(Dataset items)
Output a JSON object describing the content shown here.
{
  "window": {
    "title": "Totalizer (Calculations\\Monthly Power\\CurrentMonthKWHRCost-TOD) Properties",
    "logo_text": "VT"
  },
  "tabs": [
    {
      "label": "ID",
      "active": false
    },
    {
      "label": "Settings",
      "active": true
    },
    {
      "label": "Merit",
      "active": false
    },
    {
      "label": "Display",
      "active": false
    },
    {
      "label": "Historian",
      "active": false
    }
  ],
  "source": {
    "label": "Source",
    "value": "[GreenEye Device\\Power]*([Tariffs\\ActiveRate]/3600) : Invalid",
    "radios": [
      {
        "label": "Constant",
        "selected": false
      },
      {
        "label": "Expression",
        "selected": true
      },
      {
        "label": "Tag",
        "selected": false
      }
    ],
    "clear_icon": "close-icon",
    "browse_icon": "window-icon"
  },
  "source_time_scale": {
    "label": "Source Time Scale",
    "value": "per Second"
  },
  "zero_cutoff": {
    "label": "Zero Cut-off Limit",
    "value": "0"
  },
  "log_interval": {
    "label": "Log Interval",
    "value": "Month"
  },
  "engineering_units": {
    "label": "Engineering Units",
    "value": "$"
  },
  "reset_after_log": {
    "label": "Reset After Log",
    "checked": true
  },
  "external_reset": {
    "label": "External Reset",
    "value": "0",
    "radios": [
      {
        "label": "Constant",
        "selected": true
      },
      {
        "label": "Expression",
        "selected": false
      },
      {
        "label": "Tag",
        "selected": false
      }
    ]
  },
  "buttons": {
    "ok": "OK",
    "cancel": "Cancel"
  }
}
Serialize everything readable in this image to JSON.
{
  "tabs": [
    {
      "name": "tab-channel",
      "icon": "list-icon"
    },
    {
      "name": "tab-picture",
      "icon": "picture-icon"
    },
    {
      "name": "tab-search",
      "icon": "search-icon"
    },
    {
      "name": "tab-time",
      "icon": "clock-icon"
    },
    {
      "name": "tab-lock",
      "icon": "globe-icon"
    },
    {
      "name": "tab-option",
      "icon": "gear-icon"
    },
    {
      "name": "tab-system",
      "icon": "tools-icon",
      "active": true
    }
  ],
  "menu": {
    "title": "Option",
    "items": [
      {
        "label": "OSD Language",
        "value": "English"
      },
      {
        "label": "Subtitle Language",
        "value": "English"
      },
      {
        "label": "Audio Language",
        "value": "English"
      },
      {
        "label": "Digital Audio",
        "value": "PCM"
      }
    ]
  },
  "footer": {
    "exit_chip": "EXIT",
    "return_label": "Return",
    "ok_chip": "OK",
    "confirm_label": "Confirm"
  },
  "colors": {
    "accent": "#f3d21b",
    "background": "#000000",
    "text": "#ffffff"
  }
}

(To be done)
With the line containing "Serialize everything readable" as the first and the last line of the records as the final one, print exactly the lines in that span.

(Task output)
Serialize everything readable in this image to JSON.
{
  "tabs": [
    {
      "name": "tab-channel",
      "icon": "list-icon"
    },
    {
      "name": "tab-picture",
      "icon": "picture-icon"
    },
    {
      "name": "tab-search",
      "icon": "search-icon"
    },
    {
      "name": "tab-time",
      "icon": "clock-icon"
    },
    {
      "name": "tab-lock",
      "icon": "globe-icon"
    },
    {
      "name": "tab-option",
      "icon": "gear-icon"
    },
    {
      "name": "tab-system",
      "icon": "tools-icon",
      "active": true
    }
  ],
  "menu": {
    "title": "Option",
    "items": [
      {
        "label": "OSD Language",
        "value": "English"
      },
      {
        "label": "Subtitle Language",
        "value": "English"
      },
      {
        "label": "Audio Language",
        "value": "English"
      },
      {
        "label": "Digital Audio",
        "value": "PCM"
      }
    ]
  },
  "footer": {
    "exit_chip": "EXIT",
    "return_label": "Return",
    "ok_chip": "OK",
    "confirm_label": "Confirm"
  },
  "colors": {
    "accent": "#f3d21b",
    "background": "#000000",
    "text": "#ffffff"
  }
}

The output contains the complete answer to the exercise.